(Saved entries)
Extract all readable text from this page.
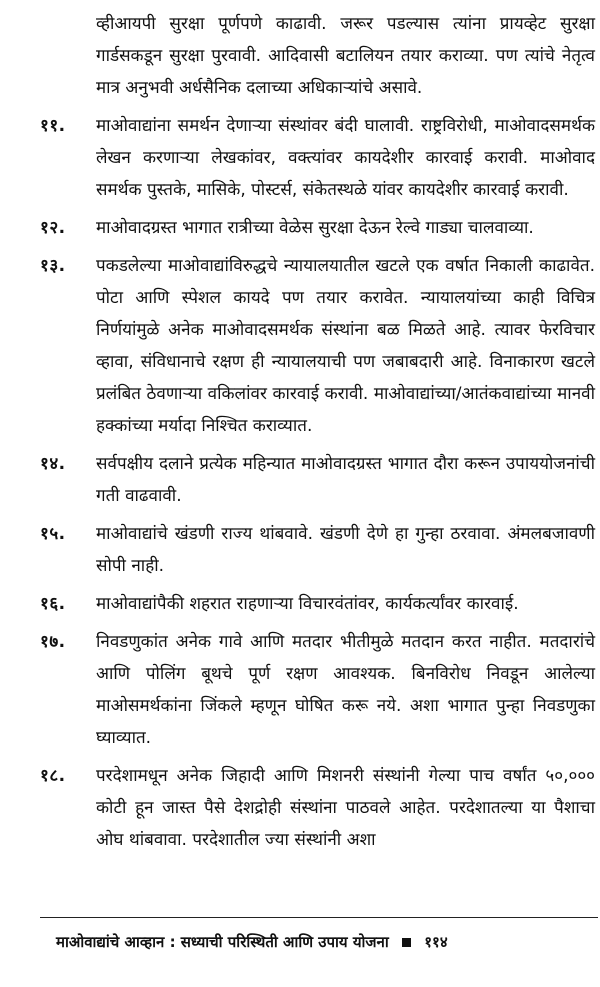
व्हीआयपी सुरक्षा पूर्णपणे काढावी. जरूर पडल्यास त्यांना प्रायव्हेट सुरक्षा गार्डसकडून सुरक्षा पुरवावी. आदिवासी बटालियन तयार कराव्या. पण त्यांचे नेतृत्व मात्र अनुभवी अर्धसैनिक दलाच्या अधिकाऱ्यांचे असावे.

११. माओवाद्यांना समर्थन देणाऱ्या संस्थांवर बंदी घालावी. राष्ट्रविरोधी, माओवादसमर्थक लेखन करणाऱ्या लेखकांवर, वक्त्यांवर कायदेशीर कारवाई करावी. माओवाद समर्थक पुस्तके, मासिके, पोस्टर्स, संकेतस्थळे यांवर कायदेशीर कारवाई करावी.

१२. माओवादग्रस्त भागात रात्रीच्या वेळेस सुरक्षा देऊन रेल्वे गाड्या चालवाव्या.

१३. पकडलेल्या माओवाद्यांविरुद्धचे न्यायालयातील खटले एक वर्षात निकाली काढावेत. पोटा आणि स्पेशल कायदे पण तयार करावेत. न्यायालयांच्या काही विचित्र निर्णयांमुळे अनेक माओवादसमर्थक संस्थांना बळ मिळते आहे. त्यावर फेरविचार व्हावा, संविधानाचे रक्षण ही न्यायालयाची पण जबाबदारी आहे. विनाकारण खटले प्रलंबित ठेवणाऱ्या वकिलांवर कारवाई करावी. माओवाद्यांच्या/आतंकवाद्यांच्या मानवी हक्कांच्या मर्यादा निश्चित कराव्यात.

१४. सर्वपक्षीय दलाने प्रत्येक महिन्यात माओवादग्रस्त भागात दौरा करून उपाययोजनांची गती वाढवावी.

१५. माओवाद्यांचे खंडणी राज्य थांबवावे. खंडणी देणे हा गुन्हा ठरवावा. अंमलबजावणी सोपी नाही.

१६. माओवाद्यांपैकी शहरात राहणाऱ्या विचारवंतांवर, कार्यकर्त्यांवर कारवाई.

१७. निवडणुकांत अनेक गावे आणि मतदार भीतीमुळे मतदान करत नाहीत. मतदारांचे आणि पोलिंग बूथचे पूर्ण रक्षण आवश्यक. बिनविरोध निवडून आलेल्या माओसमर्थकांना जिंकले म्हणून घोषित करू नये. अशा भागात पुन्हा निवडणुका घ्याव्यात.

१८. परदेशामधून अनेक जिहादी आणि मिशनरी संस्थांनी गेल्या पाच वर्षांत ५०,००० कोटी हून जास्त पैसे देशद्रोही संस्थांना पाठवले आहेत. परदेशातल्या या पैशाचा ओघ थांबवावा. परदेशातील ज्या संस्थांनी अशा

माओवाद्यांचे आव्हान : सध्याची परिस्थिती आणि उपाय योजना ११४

==

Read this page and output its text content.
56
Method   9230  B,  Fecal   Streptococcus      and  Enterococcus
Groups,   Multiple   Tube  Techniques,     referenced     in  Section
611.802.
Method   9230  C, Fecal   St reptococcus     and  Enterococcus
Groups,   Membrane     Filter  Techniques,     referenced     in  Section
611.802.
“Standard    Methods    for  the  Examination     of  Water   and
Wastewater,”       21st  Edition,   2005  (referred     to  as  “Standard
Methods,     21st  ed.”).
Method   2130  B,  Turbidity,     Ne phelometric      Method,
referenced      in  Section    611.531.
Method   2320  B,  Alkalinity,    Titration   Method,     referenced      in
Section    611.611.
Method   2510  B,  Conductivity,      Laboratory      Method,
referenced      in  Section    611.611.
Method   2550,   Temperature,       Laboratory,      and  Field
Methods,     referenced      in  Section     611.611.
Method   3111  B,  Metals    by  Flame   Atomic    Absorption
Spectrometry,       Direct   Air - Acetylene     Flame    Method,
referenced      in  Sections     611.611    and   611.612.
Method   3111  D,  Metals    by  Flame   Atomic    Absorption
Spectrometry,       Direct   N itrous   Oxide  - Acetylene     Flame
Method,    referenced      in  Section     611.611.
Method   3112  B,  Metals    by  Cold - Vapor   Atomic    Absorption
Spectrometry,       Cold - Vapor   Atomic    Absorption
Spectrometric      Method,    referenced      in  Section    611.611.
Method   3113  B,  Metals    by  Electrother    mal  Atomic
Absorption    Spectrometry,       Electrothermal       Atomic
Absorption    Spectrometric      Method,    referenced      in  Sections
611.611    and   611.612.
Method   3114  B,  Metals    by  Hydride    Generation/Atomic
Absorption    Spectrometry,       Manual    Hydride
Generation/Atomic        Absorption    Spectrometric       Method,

WHAT YOU SHOULD DO →
Look for the word "Groups" and return every line where it occurs.

RESULT FOR THIS TASK →
Groups,   Multiple   Tube  Techniques,     referenced     in  Section
Groups,   Membrane     Filter  Techniques,     referenced     in  Section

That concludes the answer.